### Exercise requirements:
Exactly as they appear, output all of the entries.

### Excerpted records:
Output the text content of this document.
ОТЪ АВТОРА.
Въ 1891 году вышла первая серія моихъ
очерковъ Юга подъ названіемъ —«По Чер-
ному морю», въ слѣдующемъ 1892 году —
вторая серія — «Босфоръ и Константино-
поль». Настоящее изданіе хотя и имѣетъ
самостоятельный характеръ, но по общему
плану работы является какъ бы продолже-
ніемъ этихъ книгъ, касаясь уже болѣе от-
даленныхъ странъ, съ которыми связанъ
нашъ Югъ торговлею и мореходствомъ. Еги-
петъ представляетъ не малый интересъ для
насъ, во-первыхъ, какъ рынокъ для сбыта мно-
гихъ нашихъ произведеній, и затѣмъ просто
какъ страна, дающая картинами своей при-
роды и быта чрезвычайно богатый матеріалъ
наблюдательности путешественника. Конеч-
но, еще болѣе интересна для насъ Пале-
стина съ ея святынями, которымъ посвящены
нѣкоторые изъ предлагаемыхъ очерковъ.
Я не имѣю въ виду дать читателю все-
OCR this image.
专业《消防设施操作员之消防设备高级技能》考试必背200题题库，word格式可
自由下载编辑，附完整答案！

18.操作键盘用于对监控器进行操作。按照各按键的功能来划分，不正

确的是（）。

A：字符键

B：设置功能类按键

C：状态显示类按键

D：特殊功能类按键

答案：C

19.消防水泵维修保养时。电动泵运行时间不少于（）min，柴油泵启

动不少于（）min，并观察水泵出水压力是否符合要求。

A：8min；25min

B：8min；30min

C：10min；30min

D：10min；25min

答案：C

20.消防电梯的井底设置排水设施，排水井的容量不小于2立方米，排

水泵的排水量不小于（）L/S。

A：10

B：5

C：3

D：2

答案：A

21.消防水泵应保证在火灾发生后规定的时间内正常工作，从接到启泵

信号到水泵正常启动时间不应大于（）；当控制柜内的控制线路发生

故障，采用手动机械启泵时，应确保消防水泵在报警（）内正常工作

### Task answer:
Output the text content of this document.
ОТЪ АВТОРА.
Въ 1891 году вышла первая серія моихъ
очерковъ Юга подъ названіемъ —«По Чер-
ному морю», въ слѣдующемъ 1892 году —
вторая серія — «Босфоръ и Константино-
поль». Настоящее изданіе хотя и имѣетъ
самостоятельный характеръ, но по общему
плану работы является какъ бы продолже-
ніемъ этихъ книгъ, касаясь уже болѣе от-
даленныхъ странъ, съ которыми связанъ
нашъ Югъ торговлею и мореходствомъ. Еги-
петъ представляетъ не малый интересъ для
насъ, во-первыхъ, какъ рынокъ для сбыта мно-
гихъ нашихъ произведеній, и затѣмъ просто
какъ страна, дающая картинами своей при-
роды и быта чрезвычайно богатый матеріалъ
наблюдательности путешественника. Конеч-
но, еще болѣе интересна для насъ Пале-
стина съ ея святынями, которымъ посвящены
нѣкоторые изъ предлагаемыхъ очерковъ.
Я не имѣю въ виду дать читателю все-
OCR this image.
专业《消防设施操作员之消防设备高级技能》考试必背200题题库，word格式可
自由下载编辑，附完整答案！

18.操作键盘用于对监控器进行操作。按照各按键的功能来划分，不正

确的是（）。

A：字符键

B：设置功能类按键

C：状态显示类按键

D：特殊功能类按键

答案：C

19.消防水泵维修保养时。电动泵运行时间不少于（）min，柴油泵启

动不少于（）min，并观察水泵出水压力是否符合要求。

A：8min；25min

B：8min；30min

C：10min；30min

D：10min；25min

答案：C

20.消防电梯的井底设置排水设施，排水井的容量不小于2立方米，排

水泵的排水量不小于（）L/S。

A：10

B：5

C：3

D：2

答案：A

21.消防水泵应保证在火灾发生后规定的时间内正常工作，从接到启泵

信号到水泵正常启动时间不应大于（）；当控制柜内的控制线路发生

故障，采用手动机械启泵时，应确保消防水泵在报警（）内正常工作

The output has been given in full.